#### [TASK PROMPT]
Reproduce all of the material word for word.

#### [DATASET ENTRIES]
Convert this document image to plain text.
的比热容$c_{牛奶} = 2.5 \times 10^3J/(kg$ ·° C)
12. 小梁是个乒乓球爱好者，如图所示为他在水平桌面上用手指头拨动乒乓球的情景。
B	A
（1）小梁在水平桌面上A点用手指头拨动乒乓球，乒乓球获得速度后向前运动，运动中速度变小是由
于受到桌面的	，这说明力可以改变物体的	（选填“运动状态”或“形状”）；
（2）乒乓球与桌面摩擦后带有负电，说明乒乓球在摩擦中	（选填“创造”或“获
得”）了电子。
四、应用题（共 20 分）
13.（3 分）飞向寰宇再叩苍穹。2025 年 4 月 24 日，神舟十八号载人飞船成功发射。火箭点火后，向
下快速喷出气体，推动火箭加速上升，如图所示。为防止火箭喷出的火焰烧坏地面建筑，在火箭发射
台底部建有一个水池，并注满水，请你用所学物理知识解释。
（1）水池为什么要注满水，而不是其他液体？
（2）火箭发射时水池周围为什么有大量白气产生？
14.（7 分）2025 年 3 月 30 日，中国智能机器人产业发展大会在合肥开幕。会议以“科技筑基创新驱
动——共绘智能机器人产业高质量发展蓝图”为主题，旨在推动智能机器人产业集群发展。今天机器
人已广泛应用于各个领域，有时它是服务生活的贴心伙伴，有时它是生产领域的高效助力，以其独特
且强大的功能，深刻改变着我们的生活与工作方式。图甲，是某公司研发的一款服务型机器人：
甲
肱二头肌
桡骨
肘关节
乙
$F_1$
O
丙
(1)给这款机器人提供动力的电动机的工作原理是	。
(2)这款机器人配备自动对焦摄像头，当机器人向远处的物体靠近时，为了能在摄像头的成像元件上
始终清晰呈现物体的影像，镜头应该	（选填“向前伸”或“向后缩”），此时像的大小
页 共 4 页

#### [TASK SOLUTION]
Convert this document image to plain text.
的比热容$c_{牛奶} = 2.5 \times 10^3J/(kg$ ·° C)
12. 小梁是个乒乓球爱好者，如图所示为他在水平桌面上用手指头拨动乒乓球的情景。
B	A
（1）小梁在水平桌面上A点用手指头拨动乒乓球，乒乓球获得速度后向前运动，运动中速度变小是由
于受到桌面的	，这说明力可以改变物体的	（选填“运动状态”或“形状”）；
（2）乒乓球与桌面摩擦后带有负电，说明乒乓球在摩擦中	（选填“创造”或“获
得”）了电子。
四、应用题（共 20 分）
13.（3 分）飞向寰宇再叩苍穹。2025 年 4 月 24 日，神舟十八号载人飞船成功发射。火箭点火后，向
下快速喷出气体，推动火箭加速上升，如图所示。为防止火箭喷出的火焰烧坏地面建筑，在火箭发射
台底部建有一个水池，并注满水，请你用所学物理知识解释。
（1）水池为什么要注满水，而不是其他液体？
（2）火箭发射时水池周围为什么有大量白气产生？
14.（7 分）2025 年 3 月 30 日，中国智能机器人产业发展大会在合肥开幕。会议以“科技筑基创新驱
动——共绘智能机器人产业高质量发展蓝图”为主题，旨在推动智能机器人产业集群发展。今天机器
人已广泛应用于各个领域，有时它是服务生活的贴心伙伴，有时它是生产领域的高效助力，以其独特
且强大的功能，深刻改变着我们的生活与工作方式。图甲，是某公司研发的一款服务型机器人：
甲
肱二头肌
桡骨
肘关节
乙
$F_1$
O
丙
(1)给这款机器人提供动力的电动机的工作原理是	。
(2)这款机器人配备自动对焦摄像头，当机器人向远处的物体靠近时，为了能在摄像头的成像元件上
始终清晰呈现物体的影像，镜头应该	（选填“向前伸”或“向后缩”），此时像的大小
页 共 4 页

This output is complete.